### Description of the task
Whenever a line below holds the word "state", copy that line.

### Raw records
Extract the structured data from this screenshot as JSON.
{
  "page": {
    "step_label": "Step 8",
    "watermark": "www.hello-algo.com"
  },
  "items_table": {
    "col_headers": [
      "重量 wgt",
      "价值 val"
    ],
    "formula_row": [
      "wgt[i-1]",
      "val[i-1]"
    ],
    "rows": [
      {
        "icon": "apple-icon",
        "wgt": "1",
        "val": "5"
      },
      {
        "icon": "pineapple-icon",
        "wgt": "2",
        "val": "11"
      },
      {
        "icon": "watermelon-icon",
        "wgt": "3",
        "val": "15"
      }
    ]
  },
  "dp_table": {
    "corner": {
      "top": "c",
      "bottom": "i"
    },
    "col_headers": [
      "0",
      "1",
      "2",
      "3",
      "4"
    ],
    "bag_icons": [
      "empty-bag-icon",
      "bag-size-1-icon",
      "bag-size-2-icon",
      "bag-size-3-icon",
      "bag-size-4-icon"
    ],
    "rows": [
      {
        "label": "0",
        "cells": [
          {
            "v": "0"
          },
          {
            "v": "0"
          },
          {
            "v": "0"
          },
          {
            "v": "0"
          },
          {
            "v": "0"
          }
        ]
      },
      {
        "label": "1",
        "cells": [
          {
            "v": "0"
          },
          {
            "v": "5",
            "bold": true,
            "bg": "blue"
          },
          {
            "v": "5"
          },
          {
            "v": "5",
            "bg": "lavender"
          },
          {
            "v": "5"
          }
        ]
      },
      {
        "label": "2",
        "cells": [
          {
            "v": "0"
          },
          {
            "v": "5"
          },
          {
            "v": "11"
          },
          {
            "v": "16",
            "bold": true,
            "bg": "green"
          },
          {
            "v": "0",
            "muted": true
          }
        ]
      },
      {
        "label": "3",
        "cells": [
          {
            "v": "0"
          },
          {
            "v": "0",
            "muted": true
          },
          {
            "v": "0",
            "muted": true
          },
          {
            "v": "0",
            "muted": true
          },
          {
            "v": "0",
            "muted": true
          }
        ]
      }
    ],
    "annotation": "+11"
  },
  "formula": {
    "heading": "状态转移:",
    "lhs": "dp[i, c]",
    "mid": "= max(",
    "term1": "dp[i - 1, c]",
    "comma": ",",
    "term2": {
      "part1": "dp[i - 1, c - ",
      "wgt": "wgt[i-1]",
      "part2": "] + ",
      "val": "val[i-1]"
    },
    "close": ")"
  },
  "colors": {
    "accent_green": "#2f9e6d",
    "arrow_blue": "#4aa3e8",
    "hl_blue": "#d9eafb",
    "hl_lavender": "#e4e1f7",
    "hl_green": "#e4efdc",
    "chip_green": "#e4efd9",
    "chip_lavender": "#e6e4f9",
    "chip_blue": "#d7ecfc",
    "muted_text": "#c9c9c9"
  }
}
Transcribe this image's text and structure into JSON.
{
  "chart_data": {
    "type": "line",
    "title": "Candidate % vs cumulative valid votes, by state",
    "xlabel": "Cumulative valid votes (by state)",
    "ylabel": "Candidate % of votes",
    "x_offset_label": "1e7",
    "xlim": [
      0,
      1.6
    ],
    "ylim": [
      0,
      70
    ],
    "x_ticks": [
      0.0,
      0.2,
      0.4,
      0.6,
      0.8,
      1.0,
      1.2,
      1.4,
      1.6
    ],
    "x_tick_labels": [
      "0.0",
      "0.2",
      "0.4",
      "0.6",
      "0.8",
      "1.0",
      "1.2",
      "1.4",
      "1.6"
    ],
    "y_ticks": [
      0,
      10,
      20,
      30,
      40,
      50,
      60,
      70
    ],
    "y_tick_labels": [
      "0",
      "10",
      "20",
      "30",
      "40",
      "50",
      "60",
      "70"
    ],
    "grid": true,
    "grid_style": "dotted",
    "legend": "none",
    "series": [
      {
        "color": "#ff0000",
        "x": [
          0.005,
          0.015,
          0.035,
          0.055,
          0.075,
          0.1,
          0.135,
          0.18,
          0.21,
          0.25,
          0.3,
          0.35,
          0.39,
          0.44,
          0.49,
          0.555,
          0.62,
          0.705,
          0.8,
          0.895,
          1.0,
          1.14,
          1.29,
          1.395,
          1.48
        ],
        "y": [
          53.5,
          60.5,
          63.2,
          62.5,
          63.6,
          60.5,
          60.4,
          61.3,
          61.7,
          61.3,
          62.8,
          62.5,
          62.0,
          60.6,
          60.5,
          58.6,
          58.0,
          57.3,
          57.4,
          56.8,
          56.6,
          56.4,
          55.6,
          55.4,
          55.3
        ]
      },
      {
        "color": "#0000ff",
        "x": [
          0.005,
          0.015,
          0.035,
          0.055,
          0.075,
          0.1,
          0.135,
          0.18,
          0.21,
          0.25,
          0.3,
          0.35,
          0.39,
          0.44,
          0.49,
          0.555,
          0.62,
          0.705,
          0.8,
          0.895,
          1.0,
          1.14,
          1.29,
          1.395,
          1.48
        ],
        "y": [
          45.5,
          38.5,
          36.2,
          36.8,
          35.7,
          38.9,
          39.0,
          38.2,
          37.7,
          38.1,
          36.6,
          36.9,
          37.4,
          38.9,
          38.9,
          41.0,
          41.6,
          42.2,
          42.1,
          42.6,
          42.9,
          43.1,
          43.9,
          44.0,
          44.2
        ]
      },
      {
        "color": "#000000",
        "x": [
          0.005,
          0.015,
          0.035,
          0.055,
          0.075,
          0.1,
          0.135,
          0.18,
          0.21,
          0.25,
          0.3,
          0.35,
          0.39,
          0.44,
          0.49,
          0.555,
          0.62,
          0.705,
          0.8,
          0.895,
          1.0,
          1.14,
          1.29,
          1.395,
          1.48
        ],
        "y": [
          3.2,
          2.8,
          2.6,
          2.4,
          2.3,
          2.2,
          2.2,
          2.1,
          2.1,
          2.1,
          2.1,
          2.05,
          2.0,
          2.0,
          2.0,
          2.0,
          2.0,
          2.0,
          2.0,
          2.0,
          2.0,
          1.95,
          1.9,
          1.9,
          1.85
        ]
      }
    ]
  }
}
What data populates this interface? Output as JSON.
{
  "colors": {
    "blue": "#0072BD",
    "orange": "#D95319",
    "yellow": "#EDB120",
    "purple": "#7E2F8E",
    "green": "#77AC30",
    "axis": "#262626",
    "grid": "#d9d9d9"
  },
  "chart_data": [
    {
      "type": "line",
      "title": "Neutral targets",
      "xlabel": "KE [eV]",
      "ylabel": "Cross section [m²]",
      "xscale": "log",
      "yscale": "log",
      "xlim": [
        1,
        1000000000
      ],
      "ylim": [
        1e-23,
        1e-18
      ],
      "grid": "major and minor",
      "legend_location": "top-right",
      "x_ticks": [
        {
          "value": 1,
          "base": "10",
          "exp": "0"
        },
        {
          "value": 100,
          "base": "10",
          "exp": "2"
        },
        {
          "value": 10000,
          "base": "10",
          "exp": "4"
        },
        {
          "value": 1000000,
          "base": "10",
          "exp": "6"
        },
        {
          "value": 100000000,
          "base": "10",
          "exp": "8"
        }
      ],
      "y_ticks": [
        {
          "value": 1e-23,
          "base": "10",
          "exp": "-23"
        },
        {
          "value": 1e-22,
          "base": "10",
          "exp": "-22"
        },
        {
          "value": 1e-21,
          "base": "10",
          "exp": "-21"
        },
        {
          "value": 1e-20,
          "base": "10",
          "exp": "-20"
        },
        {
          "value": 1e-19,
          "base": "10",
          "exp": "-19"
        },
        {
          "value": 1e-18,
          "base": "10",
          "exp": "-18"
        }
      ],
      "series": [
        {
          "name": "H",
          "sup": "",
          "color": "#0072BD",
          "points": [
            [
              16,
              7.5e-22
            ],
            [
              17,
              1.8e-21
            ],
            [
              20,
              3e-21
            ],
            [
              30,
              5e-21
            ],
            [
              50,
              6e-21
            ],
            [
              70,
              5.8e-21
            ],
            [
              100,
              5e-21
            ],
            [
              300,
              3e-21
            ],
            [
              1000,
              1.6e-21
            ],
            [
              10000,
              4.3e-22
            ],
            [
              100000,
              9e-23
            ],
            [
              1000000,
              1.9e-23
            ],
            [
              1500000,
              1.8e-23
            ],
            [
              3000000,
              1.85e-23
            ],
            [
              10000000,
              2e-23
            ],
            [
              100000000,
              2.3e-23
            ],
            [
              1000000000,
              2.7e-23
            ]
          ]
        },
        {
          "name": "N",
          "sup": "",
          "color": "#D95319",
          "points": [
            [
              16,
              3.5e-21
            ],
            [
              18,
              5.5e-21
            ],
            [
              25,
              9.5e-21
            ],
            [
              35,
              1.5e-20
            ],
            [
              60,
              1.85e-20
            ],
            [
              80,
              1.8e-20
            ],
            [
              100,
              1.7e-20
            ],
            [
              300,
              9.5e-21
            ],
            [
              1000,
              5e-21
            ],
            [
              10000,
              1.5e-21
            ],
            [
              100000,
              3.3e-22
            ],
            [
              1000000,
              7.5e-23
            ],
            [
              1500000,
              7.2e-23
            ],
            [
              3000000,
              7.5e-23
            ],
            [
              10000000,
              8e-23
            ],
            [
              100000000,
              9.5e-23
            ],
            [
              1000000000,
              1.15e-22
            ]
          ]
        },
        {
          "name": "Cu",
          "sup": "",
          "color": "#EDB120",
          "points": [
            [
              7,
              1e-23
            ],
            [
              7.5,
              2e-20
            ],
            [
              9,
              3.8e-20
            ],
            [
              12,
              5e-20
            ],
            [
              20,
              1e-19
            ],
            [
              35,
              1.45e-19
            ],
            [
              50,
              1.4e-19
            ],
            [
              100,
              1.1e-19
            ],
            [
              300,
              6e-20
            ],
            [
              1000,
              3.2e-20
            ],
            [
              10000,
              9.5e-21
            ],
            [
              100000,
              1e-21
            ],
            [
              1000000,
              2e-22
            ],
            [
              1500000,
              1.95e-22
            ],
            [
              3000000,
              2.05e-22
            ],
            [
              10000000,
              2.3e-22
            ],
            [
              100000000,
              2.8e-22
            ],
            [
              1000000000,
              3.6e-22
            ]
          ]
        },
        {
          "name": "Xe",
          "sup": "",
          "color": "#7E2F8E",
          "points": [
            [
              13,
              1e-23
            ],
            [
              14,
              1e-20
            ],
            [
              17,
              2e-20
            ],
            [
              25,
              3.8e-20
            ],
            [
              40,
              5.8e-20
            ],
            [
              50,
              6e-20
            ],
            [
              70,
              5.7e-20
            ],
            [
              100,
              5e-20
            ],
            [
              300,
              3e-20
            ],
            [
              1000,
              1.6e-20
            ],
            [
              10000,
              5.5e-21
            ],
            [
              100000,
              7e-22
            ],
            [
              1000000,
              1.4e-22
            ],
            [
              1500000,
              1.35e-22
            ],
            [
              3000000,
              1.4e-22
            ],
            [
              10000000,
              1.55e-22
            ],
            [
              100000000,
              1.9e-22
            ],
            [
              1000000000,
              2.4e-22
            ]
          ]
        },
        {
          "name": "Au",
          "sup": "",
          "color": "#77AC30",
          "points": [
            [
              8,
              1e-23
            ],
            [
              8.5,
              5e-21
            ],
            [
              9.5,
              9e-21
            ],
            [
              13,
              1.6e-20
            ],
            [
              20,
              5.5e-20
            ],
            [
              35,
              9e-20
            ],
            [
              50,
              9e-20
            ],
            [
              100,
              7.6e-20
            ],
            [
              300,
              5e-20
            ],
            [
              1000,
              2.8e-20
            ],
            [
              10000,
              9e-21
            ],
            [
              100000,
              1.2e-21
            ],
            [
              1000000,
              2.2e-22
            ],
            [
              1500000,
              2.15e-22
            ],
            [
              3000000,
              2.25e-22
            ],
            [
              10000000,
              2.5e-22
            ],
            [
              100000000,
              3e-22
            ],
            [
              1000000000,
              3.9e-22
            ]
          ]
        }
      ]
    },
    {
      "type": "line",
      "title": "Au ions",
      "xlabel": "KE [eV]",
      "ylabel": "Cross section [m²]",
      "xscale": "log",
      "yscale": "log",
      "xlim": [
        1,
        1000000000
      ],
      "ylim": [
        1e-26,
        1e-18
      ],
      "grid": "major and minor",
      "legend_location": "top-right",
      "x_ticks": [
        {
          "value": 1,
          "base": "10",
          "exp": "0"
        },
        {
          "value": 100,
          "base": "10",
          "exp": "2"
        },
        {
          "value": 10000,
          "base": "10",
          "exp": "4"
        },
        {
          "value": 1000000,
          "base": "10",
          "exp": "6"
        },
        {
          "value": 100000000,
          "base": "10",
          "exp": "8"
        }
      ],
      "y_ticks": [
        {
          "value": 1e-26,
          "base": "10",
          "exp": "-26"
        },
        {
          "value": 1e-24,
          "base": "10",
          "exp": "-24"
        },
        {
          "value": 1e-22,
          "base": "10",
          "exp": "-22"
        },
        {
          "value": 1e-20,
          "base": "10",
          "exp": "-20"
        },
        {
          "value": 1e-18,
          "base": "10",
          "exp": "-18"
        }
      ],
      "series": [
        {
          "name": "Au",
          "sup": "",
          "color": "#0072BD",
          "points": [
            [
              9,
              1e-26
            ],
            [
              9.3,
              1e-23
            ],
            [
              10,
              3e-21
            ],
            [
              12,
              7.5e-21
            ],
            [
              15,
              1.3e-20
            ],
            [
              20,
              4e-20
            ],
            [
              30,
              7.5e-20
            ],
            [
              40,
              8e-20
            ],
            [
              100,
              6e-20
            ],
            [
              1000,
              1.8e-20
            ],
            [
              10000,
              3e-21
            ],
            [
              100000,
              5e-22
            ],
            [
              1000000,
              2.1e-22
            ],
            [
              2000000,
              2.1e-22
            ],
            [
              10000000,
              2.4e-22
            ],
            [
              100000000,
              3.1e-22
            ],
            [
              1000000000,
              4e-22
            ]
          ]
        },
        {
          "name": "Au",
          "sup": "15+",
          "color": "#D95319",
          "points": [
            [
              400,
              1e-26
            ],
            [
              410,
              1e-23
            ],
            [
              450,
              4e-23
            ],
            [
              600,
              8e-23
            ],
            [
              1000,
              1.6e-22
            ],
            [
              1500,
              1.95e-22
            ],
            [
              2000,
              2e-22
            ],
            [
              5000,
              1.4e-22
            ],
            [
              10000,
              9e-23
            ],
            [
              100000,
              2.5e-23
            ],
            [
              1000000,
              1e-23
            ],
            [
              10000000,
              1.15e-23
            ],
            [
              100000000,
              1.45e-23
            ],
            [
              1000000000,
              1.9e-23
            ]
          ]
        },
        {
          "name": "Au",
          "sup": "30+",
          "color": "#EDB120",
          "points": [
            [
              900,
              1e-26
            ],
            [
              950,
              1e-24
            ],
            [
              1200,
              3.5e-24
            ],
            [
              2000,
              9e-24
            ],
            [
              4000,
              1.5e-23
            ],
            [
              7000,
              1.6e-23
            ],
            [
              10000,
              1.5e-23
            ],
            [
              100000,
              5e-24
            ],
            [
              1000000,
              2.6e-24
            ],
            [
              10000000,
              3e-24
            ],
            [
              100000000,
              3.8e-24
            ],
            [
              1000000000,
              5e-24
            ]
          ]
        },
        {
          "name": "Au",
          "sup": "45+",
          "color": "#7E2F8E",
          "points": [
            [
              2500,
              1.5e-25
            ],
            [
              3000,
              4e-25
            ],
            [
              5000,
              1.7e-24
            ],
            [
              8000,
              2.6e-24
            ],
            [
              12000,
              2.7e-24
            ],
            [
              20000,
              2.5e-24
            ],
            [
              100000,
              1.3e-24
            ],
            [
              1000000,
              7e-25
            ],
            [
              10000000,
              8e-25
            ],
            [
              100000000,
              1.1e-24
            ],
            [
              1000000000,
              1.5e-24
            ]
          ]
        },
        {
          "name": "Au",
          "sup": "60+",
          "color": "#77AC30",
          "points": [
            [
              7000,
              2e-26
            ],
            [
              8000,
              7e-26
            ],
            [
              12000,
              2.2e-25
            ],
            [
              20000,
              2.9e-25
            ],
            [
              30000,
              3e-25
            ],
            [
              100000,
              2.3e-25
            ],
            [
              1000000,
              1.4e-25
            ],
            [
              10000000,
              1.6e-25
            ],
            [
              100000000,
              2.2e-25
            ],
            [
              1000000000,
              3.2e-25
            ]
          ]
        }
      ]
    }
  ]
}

### Answer
    "title": "Candidate % vs cumulative valid votes, by state",
    "xlabel": "Cumulative valid votes (by state)",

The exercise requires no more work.